[START OF Records for this task]

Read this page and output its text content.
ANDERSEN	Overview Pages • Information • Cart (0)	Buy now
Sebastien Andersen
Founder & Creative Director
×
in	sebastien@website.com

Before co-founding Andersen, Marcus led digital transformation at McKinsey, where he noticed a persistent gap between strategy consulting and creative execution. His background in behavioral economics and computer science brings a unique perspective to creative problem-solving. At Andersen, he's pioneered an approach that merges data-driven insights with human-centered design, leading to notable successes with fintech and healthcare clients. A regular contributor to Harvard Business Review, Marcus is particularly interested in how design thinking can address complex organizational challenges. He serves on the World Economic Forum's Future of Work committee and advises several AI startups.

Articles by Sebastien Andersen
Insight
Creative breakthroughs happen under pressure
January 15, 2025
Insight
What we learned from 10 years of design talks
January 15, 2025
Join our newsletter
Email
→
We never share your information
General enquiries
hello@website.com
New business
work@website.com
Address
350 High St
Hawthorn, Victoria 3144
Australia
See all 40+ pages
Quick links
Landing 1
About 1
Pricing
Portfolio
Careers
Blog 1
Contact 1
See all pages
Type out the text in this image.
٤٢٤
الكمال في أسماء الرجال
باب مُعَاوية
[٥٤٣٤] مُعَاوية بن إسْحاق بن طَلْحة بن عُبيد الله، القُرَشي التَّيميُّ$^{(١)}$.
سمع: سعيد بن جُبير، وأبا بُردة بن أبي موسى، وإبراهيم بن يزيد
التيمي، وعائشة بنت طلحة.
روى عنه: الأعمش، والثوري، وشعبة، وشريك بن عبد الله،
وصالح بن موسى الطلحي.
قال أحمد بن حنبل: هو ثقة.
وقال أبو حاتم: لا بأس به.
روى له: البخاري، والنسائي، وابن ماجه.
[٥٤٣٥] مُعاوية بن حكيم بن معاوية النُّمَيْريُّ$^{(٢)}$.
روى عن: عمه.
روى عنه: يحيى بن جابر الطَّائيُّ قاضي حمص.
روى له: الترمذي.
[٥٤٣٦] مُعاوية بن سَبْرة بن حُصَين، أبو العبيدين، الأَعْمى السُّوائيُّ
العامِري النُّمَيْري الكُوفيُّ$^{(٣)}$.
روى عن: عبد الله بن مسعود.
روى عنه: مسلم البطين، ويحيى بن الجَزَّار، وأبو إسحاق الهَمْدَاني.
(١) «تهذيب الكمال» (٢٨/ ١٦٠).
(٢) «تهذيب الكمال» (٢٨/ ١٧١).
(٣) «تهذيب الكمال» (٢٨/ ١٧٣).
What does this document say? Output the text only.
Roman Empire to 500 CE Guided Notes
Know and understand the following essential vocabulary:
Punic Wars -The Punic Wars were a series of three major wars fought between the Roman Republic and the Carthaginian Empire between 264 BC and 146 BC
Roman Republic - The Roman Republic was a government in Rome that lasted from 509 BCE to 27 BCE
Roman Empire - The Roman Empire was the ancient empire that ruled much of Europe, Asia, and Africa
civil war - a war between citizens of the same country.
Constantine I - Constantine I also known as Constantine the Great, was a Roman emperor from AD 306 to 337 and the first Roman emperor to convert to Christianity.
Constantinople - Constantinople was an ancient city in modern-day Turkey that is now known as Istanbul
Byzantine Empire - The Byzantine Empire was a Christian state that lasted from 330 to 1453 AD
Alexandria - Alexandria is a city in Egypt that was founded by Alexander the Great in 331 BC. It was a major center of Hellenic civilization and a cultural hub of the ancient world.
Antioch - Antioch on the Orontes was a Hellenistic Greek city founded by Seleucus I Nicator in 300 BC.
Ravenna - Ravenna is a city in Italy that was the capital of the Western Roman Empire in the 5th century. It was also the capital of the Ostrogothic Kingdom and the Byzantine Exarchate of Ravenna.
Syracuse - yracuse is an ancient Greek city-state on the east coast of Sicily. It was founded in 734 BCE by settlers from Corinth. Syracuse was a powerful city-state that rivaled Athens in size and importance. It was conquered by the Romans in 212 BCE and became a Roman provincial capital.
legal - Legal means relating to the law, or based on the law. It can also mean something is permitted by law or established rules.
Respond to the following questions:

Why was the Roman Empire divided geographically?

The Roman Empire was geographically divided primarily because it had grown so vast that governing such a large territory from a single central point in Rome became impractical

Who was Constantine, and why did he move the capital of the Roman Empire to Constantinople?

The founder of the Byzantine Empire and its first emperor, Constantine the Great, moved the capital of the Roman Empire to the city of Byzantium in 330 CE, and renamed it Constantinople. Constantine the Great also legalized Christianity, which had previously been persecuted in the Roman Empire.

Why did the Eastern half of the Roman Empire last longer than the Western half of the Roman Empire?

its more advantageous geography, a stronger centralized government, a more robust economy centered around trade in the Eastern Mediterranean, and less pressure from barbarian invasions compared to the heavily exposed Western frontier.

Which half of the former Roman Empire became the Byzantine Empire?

[END OF Records for this task]

**Short task:** Only lines with the word "تهذيب" are wanted, so copy each one from the records.

**Completed task:**
(١) «تهذيب الكمال» (٢٨/ ١٦٠).
(٢) «تهذيب الكمال» (٢٨/ ١٧١).
(٣) «تهذيب الكمال» (٢٨/ ١٧٣).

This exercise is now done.